**TO BE DONE:**
Pick out each line containing the string "Maria" and copy it.
── DATASET ENTRIES
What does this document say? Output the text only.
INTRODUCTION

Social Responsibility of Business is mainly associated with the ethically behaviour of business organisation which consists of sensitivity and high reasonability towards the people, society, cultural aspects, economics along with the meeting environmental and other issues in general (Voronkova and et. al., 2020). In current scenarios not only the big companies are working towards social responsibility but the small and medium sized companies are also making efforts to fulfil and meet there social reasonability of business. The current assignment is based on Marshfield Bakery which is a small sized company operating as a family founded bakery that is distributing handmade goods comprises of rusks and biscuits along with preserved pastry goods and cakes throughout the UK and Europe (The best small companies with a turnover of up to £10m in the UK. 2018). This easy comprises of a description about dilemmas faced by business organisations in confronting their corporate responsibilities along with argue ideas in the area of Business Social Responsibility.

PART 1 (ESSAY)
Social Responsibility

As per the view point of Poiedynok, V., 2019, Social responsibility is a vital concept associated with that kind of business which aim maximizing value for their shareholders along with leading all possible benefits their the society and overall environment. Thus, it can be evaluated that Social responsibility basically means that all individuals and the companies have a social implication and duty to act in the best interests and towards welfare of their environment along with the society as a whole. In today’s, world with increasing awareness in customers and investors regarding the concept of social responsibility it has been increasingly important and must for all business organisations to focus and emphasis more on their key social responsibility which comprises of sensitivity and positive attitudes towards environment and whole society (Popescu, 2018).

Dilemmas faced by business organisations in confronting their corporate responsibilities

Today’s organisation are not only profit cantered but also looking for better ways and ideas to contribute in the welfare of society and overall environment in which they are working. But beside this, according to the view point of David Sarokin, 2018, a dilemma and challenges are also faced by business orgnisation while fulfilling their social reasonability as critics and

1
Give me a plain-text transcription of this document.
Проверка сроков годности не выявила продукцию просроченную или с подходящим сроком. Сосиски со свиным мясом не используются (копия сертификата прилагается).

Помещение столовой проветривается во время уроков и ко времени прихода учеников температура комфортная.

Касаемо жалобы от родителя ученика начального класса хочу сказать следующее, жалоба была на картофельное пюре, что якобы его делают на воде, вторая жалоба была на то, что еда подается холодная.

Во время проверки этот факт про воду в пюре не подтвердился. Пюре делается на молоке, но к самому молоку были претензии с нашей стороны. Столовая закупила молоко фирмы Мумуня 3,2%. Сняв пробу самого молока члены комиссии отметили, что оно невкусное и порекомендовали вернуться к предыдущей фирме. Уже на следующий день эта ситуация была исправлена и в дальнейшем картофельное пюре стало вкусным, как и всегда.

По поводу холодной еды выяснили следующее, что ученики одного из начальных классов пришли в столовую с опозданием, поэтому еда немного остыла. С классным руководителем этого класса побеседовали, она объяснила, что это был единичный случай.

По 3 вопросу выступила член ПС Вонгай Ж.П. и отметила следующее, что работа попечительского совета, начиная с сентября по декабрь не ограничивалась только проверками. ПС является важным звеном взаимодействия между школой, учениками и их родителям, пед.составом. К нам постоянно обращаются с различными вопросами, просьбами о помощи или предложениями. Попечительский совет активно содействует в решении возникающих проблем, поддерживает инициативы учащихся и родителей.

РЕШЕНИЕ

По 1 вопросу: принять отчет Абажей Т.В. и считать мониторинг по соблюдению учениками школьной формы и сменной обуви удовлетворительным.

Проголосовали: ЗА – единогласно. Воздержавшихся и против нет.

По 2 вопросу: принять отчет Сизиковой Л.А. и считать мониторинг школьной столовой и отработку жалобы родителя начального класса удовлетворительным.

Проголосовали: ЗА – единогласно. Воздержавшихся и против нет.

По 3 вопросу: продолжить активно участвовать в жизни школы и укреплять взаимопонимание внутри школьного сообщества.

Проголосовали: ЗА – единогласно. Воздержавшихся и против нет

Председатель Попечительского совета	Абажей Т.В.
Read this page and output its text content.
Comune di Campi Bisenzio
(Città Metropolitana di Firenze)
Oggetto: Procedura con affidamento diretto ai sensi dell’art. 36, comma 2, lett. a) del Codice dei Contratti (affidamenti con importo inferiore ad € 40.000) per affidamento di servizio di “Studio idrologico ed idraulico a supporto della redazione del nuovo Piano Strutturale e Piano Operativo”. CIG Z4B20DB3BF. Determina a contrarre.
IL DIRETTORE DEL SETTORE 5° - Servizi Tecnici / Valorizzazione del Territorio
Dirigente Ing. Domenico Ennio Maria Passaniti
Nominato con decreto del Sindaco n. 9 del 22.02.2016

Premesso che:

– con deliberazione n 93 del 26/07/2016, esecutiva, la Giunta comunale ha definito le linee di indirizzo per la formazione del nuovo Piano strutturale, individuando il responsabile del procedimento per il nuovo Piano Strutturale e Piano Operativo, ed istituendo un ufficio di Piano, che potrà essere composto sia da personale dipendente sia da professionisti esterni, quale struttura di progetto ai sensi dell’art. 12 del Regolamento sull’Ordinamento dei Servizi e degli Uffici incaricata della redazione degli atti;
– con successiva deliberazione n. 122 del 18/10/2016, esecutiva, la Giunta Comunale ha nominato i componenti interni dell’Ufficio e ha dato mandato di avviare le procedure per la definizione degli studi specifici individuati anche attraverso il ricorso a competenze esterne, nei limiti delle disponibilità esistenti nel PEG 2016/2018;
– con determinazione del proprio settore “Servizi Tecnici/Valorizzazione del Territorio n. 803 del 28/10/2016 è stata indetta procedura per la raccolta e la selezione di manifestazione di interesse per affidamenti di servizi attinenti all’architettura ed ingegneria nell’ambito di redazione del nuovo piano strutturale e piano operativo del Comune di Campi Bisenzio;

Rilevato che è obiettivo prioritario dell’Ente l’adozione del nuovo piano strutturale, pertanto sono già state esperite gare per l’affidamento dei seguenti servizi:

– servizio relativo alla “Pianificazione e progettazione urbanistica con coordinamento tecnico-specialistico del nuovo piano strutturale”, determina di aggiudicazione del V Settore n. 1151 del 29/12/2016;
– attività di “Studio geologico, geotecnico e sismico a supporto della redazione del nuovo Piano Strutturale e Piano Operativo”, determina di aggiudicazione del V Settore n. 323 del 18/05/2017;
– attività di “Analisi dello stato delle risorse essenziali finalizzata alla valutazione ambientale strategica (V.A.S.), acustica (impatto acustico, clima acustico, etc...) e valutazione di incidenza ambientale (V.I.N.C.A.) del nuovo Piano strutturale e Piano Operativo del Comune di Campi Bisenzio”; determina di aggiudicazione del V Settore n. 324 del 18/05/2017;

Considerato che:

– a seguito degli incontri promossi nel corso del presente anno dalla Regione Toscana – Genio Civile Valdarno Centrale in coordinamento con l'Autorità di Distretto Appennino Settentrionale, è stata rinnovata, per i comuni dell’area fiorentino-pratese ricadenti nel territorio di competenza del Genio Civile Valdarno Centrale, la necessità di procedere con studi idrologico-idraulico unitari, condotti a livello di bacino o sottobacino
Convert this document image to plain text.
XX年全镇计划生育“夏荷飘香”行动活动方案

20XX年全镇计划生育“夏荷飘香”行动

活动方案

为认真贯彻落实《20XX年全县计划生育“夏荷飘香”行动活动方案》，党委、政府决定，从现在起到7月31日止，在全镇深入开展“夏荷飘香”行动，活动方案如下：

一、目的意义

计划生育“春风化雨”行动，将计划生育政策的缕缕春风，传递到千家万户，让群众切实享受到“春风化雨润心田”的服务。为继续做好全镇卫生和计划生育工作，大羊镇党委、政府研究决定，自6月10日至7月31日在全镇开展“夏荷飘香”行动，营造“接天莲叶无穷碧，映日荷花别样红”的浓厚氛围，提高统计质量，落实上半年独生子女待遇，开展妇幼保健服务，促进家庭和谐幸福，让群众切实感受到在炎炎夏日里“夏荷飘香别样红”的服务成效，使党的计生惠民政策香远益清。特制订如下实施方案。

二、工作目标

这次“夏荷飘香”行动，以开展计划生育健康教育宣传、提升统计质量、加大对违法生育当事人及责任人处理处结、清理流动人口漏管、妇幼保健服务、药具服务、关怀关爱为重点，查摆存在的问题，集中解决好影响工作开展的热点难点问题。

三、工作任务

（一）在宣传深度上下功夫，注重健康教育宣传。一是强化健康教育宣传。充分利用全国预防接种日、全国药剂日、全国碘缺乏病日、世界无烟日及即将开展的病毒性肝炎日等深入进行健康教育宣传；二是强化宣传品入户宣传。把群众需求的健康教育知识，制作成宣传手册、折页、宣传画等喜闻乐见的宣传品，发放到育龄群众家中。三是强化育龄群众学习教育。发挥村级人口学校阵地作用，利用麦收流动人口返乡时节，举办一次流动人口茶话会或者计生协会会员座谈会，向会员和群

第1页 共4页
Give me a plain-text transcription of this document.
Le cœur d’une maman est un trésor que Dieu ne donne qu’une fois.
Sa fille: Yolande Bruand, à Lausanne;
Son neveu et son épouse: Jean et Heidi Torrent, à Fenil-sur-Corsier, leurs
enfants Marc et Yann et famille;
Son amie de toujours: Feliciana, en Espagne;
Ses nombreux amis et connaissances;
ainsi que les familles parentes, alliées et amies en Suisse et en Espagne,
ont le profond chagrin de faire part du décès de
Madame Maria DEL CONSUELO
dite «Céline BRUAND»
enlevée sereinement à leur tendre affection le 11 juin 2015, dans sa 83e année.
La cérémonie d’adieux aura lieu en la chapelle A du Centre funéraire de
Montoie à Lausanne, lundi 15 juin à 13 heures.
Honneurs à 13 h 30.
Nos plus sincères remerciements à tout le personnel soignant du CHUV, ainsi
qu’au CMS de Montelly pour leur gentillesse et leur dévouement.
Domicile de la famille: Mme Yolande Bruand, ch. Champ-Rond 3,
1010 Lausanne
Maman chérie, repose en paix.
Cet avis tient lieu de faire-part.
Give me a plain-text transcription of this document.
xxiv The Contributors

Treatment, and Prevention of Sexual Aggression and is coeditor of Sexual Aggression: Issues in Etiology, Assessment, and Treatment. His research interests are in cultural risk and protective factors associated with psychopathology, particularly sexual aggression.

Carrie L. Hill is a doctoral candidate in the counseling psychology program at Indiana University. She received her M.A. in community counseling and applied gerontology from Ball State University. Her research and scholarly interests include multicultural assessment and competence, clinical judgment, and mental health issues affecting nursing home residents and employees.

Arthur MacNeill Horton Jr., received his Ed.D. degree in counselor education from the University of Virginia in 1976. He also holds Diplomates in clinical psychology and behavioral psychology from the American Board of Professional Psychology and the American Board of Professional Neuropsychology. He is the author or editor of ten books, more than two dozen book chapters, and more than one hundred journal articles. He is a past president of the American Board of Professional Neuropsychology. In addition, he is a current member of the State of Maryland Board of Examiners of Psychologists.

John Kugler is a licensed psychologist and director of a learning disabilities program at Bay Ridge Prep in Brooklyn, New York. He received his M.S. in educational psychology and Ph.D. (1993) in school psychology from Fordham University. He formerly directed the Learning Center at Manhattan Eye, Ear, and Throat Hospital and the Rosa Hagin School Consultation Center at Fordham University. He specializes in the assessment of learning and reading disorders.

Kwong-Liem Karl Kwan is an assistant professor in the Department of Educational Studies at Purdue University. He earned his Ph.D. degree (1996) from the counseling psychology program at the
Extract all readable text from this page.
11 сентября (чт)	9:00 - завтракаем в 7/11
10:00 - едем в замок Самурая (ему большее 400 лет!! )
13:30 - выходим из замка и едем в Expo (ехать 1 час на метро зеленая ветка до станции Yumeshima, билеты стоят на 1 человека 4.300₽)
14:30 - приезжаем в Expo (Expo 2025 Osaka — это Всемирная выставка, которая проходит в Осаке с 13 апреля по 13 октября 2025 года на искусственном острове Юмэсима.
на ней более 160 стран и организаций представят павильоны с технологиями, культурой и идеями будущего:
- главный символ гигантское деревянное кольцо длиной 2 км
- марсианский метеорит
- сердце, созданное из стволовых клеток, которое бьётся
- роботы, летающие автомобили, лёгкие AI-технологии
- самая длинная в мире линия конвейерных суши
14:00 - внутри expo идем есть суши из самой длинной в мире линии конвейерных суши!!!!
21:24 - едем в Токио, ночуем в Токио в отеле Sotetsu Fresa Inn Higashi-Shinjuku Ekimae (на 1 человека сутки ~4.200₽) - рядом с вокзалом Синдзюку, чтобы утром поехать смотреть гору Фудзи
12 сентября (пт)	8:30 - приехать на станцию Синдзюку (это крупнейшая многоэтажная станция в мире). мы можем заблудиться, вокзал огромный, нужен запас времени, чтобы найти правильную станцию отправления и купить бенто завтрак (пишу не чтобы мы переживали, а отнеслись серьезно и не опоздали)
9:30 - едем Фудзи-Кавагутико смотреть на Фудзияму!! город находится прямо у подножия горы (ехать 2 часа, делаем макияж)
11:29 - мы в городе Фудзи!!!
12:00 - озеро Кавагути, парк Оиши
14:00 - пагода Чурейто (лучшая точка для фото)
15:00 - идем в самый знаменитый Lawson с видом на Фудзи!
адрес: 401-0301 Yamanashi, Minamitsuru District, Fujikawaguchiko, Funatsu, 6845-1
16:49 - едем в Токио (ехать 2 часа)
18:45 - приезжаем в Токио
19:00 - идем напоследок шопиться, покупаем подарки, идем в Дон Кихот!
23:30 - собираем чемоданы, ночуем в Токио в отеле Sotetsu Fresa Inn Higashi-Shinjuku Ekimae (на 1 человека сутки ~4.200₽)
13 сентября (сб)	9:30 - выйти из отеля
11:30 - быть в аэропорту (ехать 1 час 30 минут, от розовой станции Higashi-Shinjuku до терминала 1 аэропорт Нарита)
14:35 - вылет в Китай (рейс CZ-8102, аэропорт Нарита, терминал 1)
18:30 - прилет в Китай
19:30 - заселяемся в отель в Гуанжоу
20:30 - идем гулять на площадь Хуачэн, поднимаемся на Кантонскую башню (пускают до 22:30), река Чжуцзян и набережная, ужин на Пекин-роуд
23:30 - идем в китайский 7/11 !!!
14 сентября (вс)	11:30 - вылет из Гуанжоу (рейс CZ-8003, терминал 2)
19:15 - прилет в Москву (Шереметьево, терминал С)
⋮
────
**EXERCISE ANSWER:**
Dirigente Ing. Domenico Ennio Maria Passaniti
Madame Maria DEL CONSUELO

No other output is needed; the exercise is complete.